[Start]

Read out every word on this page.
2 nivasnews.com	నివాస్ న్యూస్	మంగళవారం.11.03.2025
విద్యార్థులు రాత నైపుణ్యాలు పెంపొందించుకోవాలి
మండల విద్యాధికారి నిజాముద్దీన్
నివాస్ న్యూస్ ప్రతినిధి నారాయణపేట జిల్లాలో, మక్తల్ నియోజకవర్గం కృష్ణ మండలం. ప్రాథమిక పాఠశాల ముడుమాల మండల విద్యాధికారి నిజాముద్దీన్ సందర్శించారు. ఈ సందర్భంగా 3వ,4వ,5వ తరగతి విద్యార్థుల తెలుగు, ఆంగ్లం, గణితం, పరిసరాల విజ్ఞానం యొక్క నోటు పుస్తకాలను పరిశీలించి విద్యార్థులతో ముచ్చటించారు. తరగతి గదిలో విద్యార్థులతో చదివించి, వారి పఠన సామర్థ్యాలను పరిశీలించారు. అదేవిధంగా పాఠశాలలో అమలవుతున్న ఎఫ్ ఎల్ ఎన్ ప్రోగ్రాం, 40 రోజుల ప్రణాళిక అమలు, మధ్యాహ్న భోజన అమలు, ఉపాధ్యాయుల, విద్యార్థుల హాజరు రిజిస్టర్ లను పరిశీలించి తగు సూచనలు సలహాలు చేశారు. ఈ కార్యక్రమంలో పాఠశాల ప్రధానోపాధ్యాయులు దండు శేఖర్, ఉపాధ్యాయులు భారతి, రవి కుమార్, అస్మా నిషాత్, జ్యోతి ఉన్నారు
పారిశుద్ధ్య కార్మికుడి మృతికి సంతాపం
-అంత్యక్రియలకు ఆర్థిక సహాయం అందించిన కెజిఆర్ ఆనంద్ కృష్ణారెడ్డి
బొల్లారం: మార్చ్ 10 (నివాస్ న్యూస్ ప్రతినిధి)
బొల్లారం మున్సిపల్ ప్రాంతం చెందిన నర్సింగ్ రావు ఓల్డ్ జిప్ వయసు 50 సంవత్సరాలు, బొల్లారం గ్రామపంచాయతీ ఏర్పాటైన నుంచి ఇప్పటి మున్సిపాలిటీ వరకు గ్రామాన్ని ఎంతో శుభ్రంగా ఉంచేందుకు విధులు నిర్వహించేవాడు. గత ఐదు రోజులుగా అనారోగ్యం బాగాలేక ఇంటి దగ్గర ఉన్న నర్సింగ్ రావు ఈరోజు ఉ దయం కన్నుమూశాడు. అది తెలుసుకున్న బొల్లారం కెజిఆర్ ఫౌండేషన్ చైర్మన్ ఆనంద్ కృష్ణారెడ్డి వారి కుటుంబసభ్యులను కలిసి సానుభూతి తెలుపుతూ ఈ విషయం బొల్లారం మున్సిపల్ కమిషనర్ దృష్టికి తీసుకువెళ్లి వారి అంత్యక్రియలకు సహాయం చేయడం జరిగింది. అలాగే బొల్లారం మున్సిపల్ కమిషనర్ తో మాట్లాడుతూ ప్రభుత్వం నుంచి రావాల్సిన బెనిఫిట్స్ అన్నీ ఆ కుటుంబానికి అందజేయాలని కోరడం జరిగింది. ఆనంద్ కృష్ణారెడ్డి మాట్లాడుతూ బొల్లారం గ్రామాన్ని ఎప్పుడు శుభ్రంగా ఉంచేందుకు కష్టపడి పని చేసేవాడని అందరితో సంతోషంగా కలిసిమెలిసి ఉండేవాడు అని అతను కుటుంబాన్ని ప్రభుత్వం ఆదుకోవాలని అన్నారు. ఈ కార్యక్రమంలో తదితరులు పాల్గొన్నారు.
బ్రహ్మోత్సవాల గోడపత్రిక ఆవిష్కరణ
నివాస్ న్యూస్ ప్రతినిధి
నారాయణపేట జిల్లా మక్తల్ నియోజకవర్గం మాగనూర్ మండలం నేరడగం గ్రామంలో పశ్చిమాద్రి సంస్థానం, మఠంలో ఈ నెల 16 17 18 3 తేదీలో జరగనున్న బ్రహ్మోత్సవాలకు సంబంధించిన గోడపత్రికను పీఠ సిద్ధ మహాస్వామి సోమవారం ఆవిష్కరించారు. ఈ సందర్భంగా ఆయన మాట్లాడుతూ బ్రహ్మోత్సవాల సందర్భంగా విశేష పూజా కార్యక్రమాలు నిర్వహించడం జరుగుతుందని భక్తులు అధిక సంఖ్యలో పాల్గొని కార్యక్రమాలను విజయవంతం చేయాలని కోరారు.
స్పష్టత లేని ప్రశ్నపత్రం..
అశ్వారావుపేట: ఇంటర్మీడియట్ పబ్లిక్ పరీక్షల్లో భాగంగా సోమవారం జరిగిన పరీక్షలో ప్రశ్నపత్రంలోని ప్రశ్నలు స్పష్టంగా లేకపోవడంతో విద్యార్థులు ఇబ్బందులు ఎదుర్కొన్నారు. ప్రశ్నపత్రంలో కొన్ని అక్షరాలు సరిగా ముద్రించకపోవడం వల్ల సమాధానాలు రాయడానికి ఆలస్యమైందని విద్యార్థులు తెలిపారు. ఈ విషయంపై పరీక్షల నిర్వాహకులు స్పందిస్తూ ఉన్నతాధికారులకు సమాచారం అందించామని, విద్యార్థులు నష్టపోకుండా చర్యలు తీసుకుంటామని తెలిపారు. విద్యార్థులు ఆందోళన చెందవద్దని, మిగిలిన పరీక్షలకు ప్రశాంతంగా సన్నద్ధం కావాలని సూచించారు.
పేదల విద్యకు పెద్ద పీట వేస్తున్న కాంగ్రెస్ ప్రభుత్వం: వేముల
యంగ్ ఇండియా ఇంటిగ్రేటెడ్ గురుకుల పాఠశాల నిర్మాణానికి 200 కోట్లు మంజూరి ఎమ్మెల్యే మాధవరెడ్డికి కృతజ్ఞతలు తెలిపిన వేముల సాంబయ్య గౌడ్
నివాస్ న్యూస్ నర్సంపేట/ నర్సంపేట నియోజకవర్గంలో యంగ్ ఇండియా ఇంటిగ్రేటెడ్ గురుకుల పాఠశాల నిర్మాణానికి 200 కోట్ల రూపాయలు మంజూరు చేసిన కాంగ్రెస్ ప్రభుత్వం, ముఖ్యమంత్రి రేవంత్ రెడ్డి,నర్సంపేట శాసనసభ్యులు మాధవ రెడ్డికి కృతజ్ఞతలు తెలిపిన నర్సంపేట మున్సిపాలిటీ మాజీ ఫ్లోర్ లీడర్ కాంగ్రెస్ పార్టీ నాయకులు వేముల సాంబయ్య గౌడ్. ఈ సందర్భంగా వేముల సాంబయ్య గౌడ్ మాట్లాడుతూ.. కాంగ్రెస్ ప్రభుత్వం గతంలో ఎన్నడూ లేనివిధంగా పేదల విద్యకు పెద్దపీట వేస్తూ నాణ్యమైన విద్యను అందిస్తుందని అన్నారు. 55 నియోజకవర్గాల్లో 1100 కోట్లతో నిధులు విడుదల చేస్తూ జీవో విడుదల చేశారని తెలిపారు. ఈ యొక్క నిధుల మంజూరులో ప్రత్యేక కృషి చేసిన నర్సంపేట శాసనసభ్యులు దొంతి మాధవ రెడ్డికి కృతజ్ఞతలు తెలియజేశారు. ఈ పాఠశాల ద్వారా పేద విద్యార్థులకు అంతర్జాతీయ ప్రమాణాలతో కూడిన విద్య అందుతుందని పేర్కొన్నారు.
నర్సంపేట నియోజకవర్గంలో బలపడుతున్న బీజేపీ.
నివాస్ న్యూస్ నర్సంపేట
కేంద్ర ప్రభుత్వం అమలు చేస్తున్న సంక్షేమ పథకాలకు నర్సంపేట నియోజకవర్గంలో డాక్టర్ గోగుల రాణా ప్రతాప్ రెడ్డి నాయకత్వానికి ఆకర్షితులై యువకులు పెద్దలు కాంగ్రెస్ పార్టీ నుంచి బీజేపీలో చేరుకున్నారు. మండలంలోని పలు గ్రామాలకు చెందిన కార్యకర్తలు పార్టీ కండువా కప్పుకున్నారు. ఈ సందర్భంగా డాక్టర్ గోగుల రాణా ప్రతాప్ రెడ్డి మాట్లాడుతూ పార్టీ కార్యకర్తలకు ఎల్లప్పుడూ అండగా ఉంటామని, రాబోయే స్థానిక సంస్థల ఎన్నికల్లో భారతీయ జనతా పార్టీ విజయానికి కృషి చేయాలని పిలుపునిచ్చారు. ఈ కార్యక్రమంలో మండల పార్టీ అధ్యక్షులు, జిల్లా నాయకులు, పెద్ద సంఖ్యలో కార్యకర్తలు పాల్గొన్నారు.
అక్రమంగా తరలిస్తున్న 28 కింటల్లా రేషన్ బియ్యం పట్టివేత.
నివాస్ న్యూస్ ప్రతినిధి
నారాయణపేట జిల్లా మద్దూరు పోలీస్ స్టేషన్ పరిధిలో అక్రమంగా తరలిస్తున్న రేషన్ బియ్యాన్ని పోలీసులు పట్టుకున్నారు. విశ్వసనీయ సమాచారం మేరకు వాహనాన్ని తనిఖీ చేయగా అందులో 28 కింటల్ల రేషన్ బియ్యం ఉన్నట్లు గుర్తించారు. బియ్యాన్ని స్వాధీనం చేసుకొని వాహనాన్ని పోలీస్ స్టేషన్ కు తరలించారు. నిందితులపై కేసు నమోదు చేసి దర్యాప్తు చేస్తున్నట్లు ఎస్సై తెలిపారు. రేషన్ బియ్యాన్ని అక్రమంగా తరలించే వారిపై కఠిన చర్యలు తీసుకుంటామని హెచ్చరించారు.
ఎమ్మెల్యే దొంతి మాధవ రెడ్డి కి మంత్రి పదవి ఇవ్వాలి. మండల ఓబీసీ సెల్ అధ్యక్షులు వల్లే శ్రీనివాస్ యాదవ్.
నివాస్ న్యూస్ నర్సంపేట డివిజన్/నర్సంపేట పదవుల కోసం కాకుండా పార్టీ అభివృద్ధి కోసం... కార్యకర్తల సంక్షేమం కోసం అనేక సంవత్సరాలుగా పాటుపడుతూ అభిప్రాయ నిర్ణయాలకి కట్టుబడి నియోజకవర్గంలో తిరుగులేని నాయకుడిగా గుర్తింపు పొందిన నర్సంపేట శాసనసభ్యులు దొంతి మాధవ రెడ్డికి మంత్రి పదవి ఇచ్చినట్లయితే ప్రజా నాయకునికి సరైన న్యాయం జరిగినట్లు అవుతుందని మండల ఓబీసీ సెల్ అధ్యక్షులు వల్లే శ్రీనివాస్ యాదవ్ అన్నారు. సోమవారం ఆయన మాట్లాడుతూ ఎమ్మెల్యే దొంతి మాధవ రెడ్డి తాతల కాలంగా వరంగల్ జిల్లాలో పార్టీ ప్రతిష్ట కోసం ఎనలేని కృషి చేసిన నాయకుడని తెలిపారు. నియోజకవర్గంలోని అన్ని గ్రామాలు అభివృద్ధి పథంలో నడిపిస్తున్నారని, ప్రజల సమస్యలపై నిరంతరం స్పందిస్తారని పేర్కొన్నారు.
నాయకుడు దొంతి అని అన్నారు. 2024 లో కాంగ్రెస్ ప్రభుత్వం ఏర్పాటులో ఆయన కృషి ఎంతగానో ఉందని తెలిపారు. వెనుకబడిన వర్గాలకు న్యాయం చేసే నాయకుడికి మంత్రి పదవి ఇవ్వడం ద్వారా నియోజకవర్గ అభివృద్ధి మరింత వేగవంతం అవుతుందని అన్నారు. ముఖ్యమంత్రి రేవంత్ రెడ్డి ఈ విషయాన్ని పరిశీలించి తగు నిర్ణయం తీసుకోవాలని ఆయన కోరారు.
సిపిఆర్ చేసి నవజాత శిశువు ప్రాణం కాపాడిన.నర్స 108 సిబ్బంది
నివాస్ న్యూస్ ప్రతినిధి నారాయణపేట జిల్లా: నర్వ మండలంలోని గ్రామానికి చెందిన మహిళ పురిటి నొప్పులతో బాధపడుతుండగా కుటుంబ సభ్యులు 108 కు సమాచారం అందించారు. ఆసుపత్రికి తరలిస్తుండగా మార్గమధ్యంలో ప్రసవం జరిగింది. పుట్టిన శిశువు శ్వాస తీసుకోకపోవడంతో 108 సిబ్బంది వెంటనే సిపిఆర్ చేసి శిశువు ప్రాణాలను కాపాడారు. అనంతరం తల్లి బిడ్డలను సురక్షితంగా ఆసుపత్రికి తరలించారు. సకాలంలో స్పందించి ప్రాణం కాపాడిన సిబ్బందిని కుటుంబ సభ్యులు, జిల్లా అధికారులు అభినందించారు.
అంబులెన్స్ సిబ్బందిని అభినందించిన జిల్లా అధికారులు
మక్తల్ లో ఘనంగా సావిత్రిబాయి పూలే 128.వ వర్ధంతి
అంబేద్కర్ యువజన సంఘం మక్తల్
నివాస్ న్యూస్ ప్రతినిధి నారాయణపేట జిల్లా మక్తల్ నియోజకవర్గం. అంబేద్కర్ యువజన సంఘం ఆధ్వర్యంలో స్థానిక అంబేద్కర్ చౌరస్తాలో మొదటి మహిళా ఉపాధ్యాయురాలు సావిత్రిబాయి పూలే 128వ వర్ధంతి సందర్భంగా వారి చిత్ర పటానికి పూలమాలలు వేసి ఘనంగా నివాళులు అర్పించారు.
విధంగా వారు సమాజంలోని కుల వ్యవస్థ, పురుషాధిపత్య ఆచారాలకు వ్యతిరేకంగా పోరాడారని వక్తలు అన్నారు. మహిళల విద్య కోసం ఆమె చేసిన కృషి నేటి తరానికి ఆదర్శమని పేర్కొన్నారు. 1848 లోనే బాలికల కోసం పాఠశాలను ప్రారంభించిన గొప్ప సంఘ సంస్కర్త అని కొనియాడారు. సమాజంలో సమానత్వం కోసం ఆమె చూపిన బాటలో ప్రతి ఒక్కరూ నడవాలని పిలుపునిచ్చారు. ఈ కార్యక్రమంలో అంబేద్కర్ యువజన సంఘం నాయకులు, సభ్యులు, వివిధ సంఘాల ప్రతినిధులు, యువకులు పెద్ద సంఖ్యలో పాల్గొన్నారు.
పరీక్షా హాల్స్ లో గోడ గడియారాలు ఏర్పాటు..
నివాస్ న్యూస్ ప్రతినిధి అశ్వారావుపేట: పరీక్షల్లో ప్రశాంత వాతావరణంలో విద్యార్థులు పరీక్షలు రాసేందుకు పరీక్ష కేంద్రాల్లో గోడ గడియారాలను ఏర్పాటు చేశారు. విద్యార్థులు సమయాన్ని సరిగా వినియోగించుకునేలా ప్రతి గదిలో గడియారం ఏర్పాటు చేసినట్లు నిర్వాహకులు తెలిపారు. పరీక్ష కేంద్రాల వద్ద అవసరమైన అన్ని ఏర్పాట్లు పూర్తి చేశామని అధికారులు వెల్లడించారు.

[End]

What the exercise asks → Filter for "సనసభ". Return all lines that hold it.

Reply →
నివాస్ న్యూస్ నర్సంపేట/ నర్సంపేట నియోజకవర్గంలో యంగ్ ఇండియా ఇంటిగ్రేటెడ్ గురుకుల పాఠశాల నిర్మాణానికి 200 కోట్ల రూపాయలు మంజూరు చేసిన కాంగ్రెస్ ప్రభుత్వం, ముఖ్యమంత్రి రేవంత్ రెడ్డి,నర్సంపేట శాసనసభ్యులు మాధవ రెడ్డికి కృతజ్ఞతలు తెలిపిన నర్సంపేట మున్సిపాలిటీ మాజీ ఫ్లోర్ లీడర్ కాంగ్రెస్ పార్టీ నాయకులు వేముల సాంబయ్య గౌడ్. ఈ సందర్భంగా వేముల సాంబయ్య గౌడ్ మాట్లాడుతూ.. కాంగ్రెస్ ప్రభుత్వం గతంలో ఎన్నడూ లేనివిధంగా పేదల విద్యకు పెద్దపీట వేస్తూ నాణ్యమైన విద్యను అందిస్తుందని అన్నారు. 55 నియోజకవర్గాల్లో 1100 కోట్లతో నిధులు విడుదల చేస్తూ జీవో విడుదల చేశారని తెలిపారు. ఈ యొక్క నిధుల మంజూరులో ప్రత్యేక కృషి చేసిన నర్సంపేట శాసనసభ్యులు దొంతి మాధవ రెడ్డికి కృతజ్ఞతలు తెలియజేశారు. ఈ పాఠశాల ద్వారా పేద విద్యార్థులకు అంతర్జాతీయ ప్రమాణాలతో కూడిన విద్య అందుతుందని పేర్కొన్నారు.
నివాస్ న్యూస్ నర్సంపేట డివిజన్/నర్సంపేట పదవుల కోసం కాకుండా పార్టీ అభివృద్ధి కోసం... కార్యకర్తల సంక్షేమం కోసం అనేక సంవత్సరాలుగా పాటుపడుతూ అభిప్రాయ నిర్ణయాలకి కట్టుబడి నియోజకవర్గంలో తిరుగులేని నాయకుడిగా గుర్తింపు పొందిన నర్సంపేట శాసనసభ్యులు దొంతి మాధవ రెడ్డికి మంత్రి పదవి ఇచ్చినట్లయితే ప్రజా నాయకునికి సరైన న్యాయం జరిగినట్లు అవుతుందని మండల ఓబీసీ సెల్ అధ్యక్షులు వల్లే శ్రీనివాస్ యాదవ్ అన్నారు. సోమవారం ఆయన మాట్లాడుతూ ఎమ్మెల్యే దొంతి మాధవ రెడ్డి తాతల కాలంగా వరంగల్ జిల్లాలో పార్టీ ప్రతిష్ట కోసం ఎనలేని కృషి చేసిన నాయకుడని తెలిపారు. నియోజకవర్గంలోని అన్ని గ్రామాలు అభివృద్ధి పథంలో నడిపిస్తున్నారని, ప్రజల సమస్యలపై నిరంతరం స్పందిస్తారని పేర్కొన్నారు.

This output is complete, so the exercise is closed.